Saved data entries:
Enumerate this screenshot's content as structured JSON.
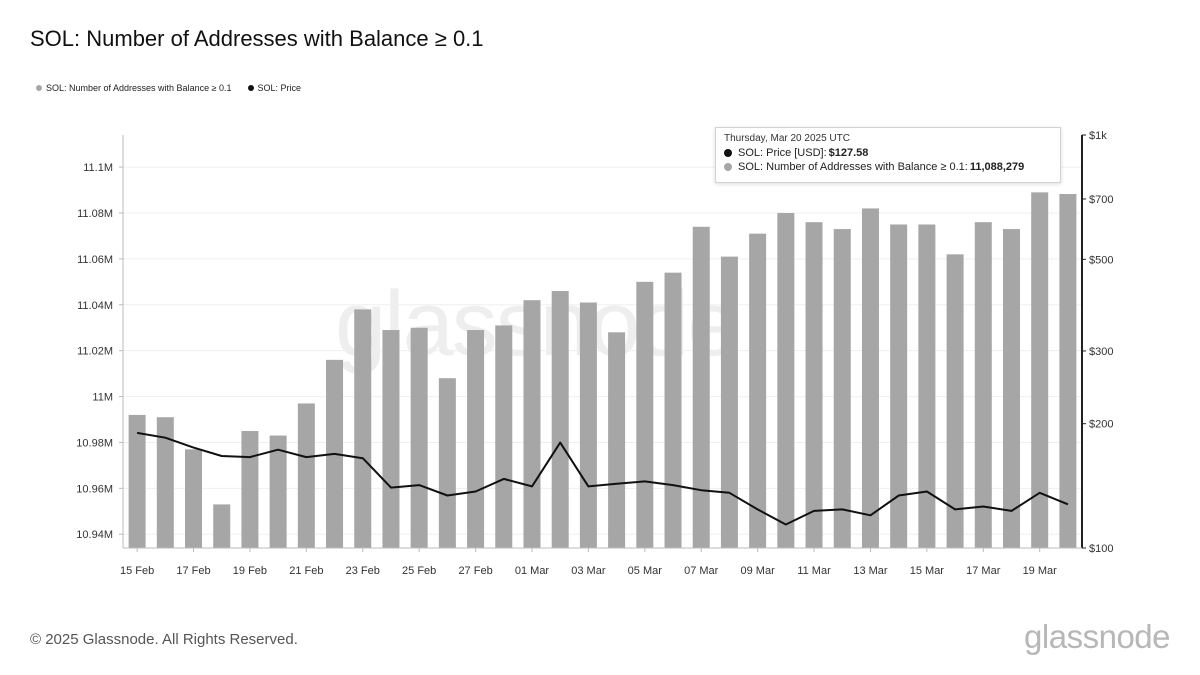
{
  "title": "SOL: Number of Addresses with Balance ≥ 0.1",
  "legend": [
    {
      "label": "SOL: Number of Addresses with Balance ≥ 0.1",
      "color": "#a6a6a6"
    },
    {
      "label": "SOL: Price",
      "color": "#111111"
    }
  ],
  "tooltip": {
    "date": "Thursday, Mar 20 2025 UTC",
    "price_label": "SOL: Price [USD]: ",
    "price_value": "$127.58",
    "addr_label": "SOL: Number of Addresses with Balance ≥ 0.1: ",
    "addr_value": "11,088,279"
  },
  "footer": {
    "copyright": "© 2025 Glassnode. All Rights Reserved.",
    "logo": "glassnode",
    "watermark": "glassnode"
  },
  "colors": {
    "bars": "#a6a6a6",
    "price_line": "#111111",
    "axis": "#222222"
  },
  "chart_data": {
    "type": "bar",
    "categories": [
      "15 Feb",
      "16 Feb",
      "17 Feb",
      "18 Feb",
      "19 Feb",
      "20 Feb",
      "21 Feb",
      "22 Feb",
      "23 Feb",
      "24 Feb",
      "25 Feb",
      "26 Feb",
      "27 Feb",
      "28 Feb",
      "01 Mar",
      "02 Mar",
      "03 Mar",
      "04 Mar",
      "05 Mar",
      "06 Mar",
      "07 Mar",
      "08 Mar",
      "09 Mar",
      "10 Mar",
      "11 Mar",
      "12 Mar",
      "13 Mar",
      "14 Mar",
      "15 Mar",
      "16 Mar",
      "17 Mar",
      "18 Mar",
      "19 Mar",
      "20 Mar"
    ],
    "x_tick_labels": [
      "15 Feb",
      "17 Feb",
      "19 Feb",
      "21 Feb",
      "23 Feb",
      "25 Feb",
      "27 Feb",
      "01 Mar",
      "03 Mar",
      "05 Mar",
      "07 Mar",
      "09 Mar",
      "11 Mar",
      "13 Mar",
      "15 Mar",
      "17 Mar",
      "19 Mar"
    ],
    "series": [
      {
        "name": "SOL: Number of Addresses with Balance ≥ 0.1",
        "type": "bar",
        "axis": "left",
        "values": [
          10992000,
          10991000,
          10977000,
          10953000,
          10985000,
          10983000,
          10997000,
          11016000,
          11038000,
          11029000,
          11030000,
          11008000,
          11029000,
          11031000,
          11042000,
          11046000,
          11041000,
          11028000,
          11050000,
          11054000,
          11074000,
          11061000,
          11071000,
          11080000,
          11076000,
          11073000,
          11082000,
          11075000,
          11075000,
          11062000,
          11076000,
          11073000,
          11089000,
          11088279
        ]
      },
      {
        "name": "SOL: Price",
        "type": "line",
        "axis": "right",
        "values": [
          190,
          185,
          175,
          167,
          166,
          173,
          166,
          169,
          165,
          140,
          142,
          134,
          137,
          147,
          141,
          180,
          141,
          143,
          145,
          142,
          138,
          136,
          124,
          114,
          123,
          124,
          120,
          134,
          137,
          124,
          126,
          123,
          136,
          127.58
        ]
      }
    ],
    "left_axis": {
      "ticks": [
        "10.94M",
        "10.96M",
        "10.98M",
        "11M",
        "11.02M",
        "11.04M",
        "11.06M",
        "11.08M",
        "11.1M"
      ],
      "tick_values": [
        10940000,
        10960000,
        10980000,
        11000000,
        11020000,
        11040000,
        11060000,
        11080000,
        11100000
      ],
      "ylim": [
        10934000,
        11114000
      ]
    },
    "right_axis": {
      "scale": "log",
      "ticks": [
        "$100",
        "$200",
        "$300",
        "$500",
        "$700",
        "$1k"
      ],
      "tick_values": [
        100,
        200,
        300,
        500,
        700,
        1000
      ],
      "ylim": [
        100,
        1000
      ]
    },
    "grid": true,
    "legend_position": "top-left"
  }
}
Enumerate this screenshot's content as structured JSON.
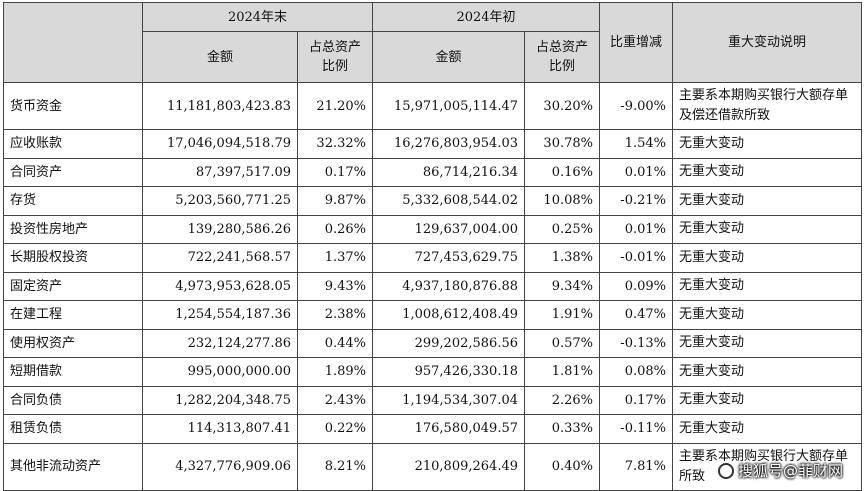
{
  "header": {
    "period_end": "2024年末",
    "period_start": "2024年初",
    "ratio_change": "比重增减",
    "remark": "重大变动说明",
    "amount": "金额",
    "ratio": "占总资产比例"
  },
  "rows": [
    {
      "item": "货币资金",
      "end_amount": "11,181,803,423.83",
      "end_ratio": "21.20%",
      "start_amount": "15,971,005,114.47",
      "start_ratio": "30.20%",
      "change": "-9.00%",
      "note": "主要系本期购买银行大额存单及偿还借款所致"
    },
    {
      "item": "应收账款",
      "end_amount": "17,046,094,518.79",
      "end_ratio": "32.32%",
      "start_amount": "16,276,803,954.03",
      "start_ratio": "30.78%",
      "change": "1.54%",
      "note": "无重大变动"
    },
    {
      "item": "合同资产",
      "end_amount": "87,397,517.09",
      "end_ratio": "0.17%",
      "start_amount": "86,714,216.34",
      "start_ratio": "0.16%",
      "change": "0.01%",
      "note": "无重大变动"
    },
    {
      "item": "存货",
      "end_amount": "5,203,560,771.25",
      "end_ratio": "9.87%",
      "start_amount": "5,332,608,544.02",
      "start_ratio": "10.08%",
      "change": "-0.21%",
      "note": "无重大变动"
    },
    {
      "item": "投资性房地产",
      "end_amount": "139,280,586.26",
      "end_ratio": "0.26%",
      "start_amount": "129,637,004.00",
      "start_ratio": "0.25%",
      "change": "0.01%",
      "note": "无重大变动"
    },
    {
      "item": "长期股权投资",
      "end_amount": "722,241,568.57",
      "end_ratio": "1.37%",
      "start_amount": "727,453,629.75",
      "start_ratio": "1.38%",
      "change": "-0.01%",
      "note": "无重大变动"
    },
    {
      "item": "固定资产",
      "end_amount": "4,973,953,628.05",
      "end_ratio": "9.43%",
      "start_amount": "4,937,180,876.88",
      "start_ratio": "9.34%",
      "change": "0.09%",
      "note": "无重大变动"
    },
    {
      "item": "在建工程",
      "end_amount": "1,254,554,187.36",
      "end_ratio": "2.38%",
      "start_amount": "1,008,612,408.49",
      "start_ratio": "1.91%",
      "change": "0.47%",
      "note": "无重大变动"
    },
    {
      "item": "使用权资产",
      "end_amount": "232,124,277.86",
      "end_ratio": "0.44%",
      "start_amount": "299,202,586.56",
      "start_ratio": "0.57%",
      "change": "-0.13%",
      "note": "无重大变动"
    },
    {
      "item": "短期借款",
      "end_amount": "995,000,000.00",
      "end_ratio": "1.89%",
      "start_amount": "957,426,330.18",
      "start_ratio": "1.81%",
      "change": "0.08%",
      "note": "无重大变动"
    },
    {
      "item": "合同负债",
      "end_amount": "1,282,204,348.75",
      "end_ratio": "2.43%",
      "start_amount": "1,194,534,307.04",
      "start_ratio": "2.26%",
      "change": "0.17%",
      "note": "无重大变动"
    },
    {
      "item": "租赁负债",
      "end_amount": "114,313,807.41",
      "end_ratio": "0.22%",
      "start_amount": "176,580,049.57",
      "start_ratio": "0.33%",
      "change": "-0.11%",
      "note": "无重大变动"
    },
    {
      "item": "其他非流动资产",
      "end_amount": "4,327,776,909.06",
      "end_ratio": "8.21%",
      "start_amount": "210,809,264.49",
      "start_ratio": "0.40%",
      "change": "7.81%",
      "note": "主要系本期购买银行大额存单所致"
    }
  ],
  "watermark": {
    "text": "搜狐号@菲财网",
    "icon": "sohu-logo-icon"
  }
}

WHAT IS NEEDED:
Every record must be copied exactly, with the pictures left out.

TASK SOLUTION:
Enumerate this screenshot's content as structured JSON.
{
  "title": "SOL: Number of Addresses with Balance ≥ 0.1",
  "legend": [
    {
      "label": "SOL: Number of Addresses with Balance ≥ 0.1",
      "color": "#a6a6a6"
    },
    {
      "label": "SOL: Price",
      "color": "#111111"
    }
  ],
  "tooltip": {
    "date": "Thursday, Mar 20 2025 UTC",
    "price_label": "SOL: Price [USD]: ",
    "price_value": "$127.58",
    "addr_label": "SOL: Number of Addresses with Balance ≥ 0.1: ",
    "addr_value": "11,088,279"
  },
  "footer": {
    "copyright": "© 2025 Glassnode. All Rights Reserved.",
    "logo": "glassnode",
    "watermark": "glassnode"
  },
  "colors": {
    "bars": "#a6a6a6",
    "price_line": "#111111",
    "axis": "#222222"
  },
  "chart_data": {
    "type": "bar",
    "categories": [
      "15 Feb",
      "16 Feb",
      "17 Feb",
      "18 Feb",
      "19 Feb",
      "20 Feb",
      "21 Feb",
      "22 Feb",
      "23 Feb",
      "24 Feb",
      "25 Feb",
      "26 Feb",
      "27 Feb",
      "28 Feb",
      "01 Mar",
      "02 Mar",
      "03 Mar",
      "04 Mar",
      "05 Mar",
      "06 Mar",
      "07 Mar",
      "08 Mar",
      "09 Mar",
      "10 Mar",
      "11 Mar",
      "12 Mar",
      "13 Mar",
      "14 Mar",
      "15 Mar",
      "16 Mar",
      "17 Mar",
      "18 Mar",
      "19 Mar",
      "20 Mar"
    ],
    "x_tick_labels": [
      "15 Feb",
      "17 Feb",
      "19 Feb",
      "21 Feb",
      "23 Feb",
      "25 Feb",
      "27 Feb",
      "01 Mar",
      "03 Mar",
      "05 Mar",
      "07 Mar",
      "09 Mar",
      "11 Mar",
      "13 Mar",
      "15 Mar",
      "17 Mar",
      "19 Mar"
    ],
    "series": [
      {
        "name": "SOL: Number of Addresses with Balance ≥ 0.1",
        "type": "bar",
        "axis": "left",
        "values": [
          10992000,
          10991000,
          10977000,
          10953000,
          10985000,
          10983000,
          10997000,
          11016000,
          11038000,
          11029000,
          11030000,
          11008000,
          11029000,
          11031000,
          11042000,
          11046000,
          11041000,
          11028000,
          11050000,
          11054000,
          11074000,
          11061000,
          11071000,
          11080000,
          11076000,
          11073000,
          11082000,
          11075000,
          11075000,
          11062000,
          11076000,
          11073000,
          11089000,
          11088279
        ]
      },
      {
        "name": "SOL: Price",
        "type": "line",
        "axis": "right",
        "values": [
          190,
          185,
          175,
          167,
          166,
          173,
          166,
          169,
          165,
          140,
          142,
          134,
          137,
          147,
          141,
          180,
          141,
          143,
          145,
          142,
          138,
          136,
          124,
          114,
          123,
          124,
          120,
          134,
          137,
          124,
          126,
          123,
          136,
          127.58
        ]
      }
    ],
    "left_axis": {
      "ticks": [
        "10.94M",
        "10.96M",
        "10.98M",
        "11M",
        "11.02M",
        "11.04M",
        "11.06M",
        "11.08M",
        "11.1M"
      ],
      "tick_values": [
        10940000,
        10960000,
        10980000,
        11000000,
        11020000,
        11040000,
        11060000,
        11080000,
        11100000
      ],
      "ylim": [
        10934000,
        11114000
      ]
    },
    "right_axis": {
      "scale": "log",
      "ticks": [
        "$100",
        "$200",
        "$300",
        "$500",
        "$700",
        "$1k"
      ],
      "tick_values": [
        100,
        200,
        300,
        500,
        700,
        1000
      ],
      "ylim": [
        100,
        1000
      ]
    },
    "grid": true,
    "legend_position": "top-left"
  }
}
Enumerate this screenshot's content as structured JSON.
{
  "header": {
    "period_end": "2024年末",
    "period_start": "2024年初",
    "ratio_change": "比重增减",
    "remark": "重大变动说明",
    "amount": "金额",
    "ratio": "占总资产比例"
  },
  "rows": [
    {
      "item": "货币资金",
      "end_amount": "11,181,803,423.83",
      "end_ratio": "21.20%",
      "start_amount": "15,971,005,114.47",
      "start_ratio": "30.20%",
      "change": "-9.00%",
      "note": "主要系本期购买银行大额存单及偿还借款所致"
    },
    {
      "item": "应收账款",
      "end_amount": "17,046,094,518.79",
      "end_ratio": "32.32%",
      "start_amount": "16,276,803,954.03",
      "start_ratio": "30.78%",
      "change": "1.54%",
      "note": "无重大变动"
    },
    {
      "item": "合同资产",
      "end_amount": "87,397,517.09",
      "end_ratio": "0.17%",
      "start_amount": "86,714,216.34",
      "start_ratio": "0.16%",
      "change": "0.01%",
      "note": "无重大变动"
    },
    {
      "item": "存货",
      "end_amount": "5,203,560,771.25",
      "end_ratio": "9.87%",
      "start_amount": "5,332,608,544.02",
      "start_ratio": "10.08%",
      "change": "-0.21%",
      "note": "无重大变动"
    },
    {
      "item": "投资性房地产",
      "end_amount": "139,280,586.26",
      "end_ratio": "0.26%",
      "start_amount": "129,637,004.00",
      "start_ratio": "0.25%",
      "change": "0.01%",
      "note": "无重大变动"
    },
    {
      "item": "长期股权投资",
      "end_amount": "722,241,568.57",
      "end_ratio": "1.37%",
      "start_amount": "727,453,629.75",
      "start_ratio": "1.38%",
      "change": "-0.01%",
      "note": "无重大变动"
    },
    {
      "item": "固定资产",
      "end_amount": "4,973,953,628.05",
      "end_ratio": "9.43%",
      "start_amount": "4,937,180,876.88",
      "start_ratio": "9.34%",
      "change": "0.09%",
      "note": "无重大变动"
    },
    {
      "item": "在建工程",
      "end_amount": "1,254,554,187.36",
      "end_ratio": "2.38%",
      "start_amount": "1,008,612,408.49",
      "start_ratio": "1.91%",
      "change": "0.47%",
      "note": "无重大变动"
    },
    {
      "item": "使用权资产",
      "end_amount": "232,124,277.86",
      "end_ratio": "0.44%",
      "start_amount": "299,202,586.56",
      "start_ratio": "0.57%",
      "change": "-0.13%",
      "note": "无重大变动"
    },
    {
      "item": "短期借款",
      "end_amount": "995,000,000.00",
      "end_ratio": "1.89%",
      "start_amount": "957,426,330.18",
      "start_ratio": "1.81%",
      "change": "0.08%",
      "note": "无重大变动"
    },
    {
      "item": "合同负债",
      "end_amount": "1,282,204,348.75",
      "end_ratio": "2.43%",
      "start_amount": "1,194,534,307.04",
      "start_ratio": "2.26%",
      "change": "0.17%",
      "note": "无重大变动"
    },
    {
      "item": "租赁负债",
      "end_amount": "114,313,807.41",
      "end_ratio": "0.22%",
      "start_amount": "176,580,049.57",
      "start_ratio": "0.33%",
      "change": "-0.11%",
      "note": "无重大变动"
    },
    {
      "item": "其他非流动资产",
      "end_amount": "4,327,776,909.06",
      "end_ratio": "8.21%",
      "start_amount": "210,809,264.49",
      "start_ratio": "0.40%",
      "change": "7.81%",
      "note": "主要系本期购买银行大额存单所致"
    }
  ],
  "watermark": {
    "text": "搜狐号@菲财网",
    "icon": "sohu-logo-icon"
  }
}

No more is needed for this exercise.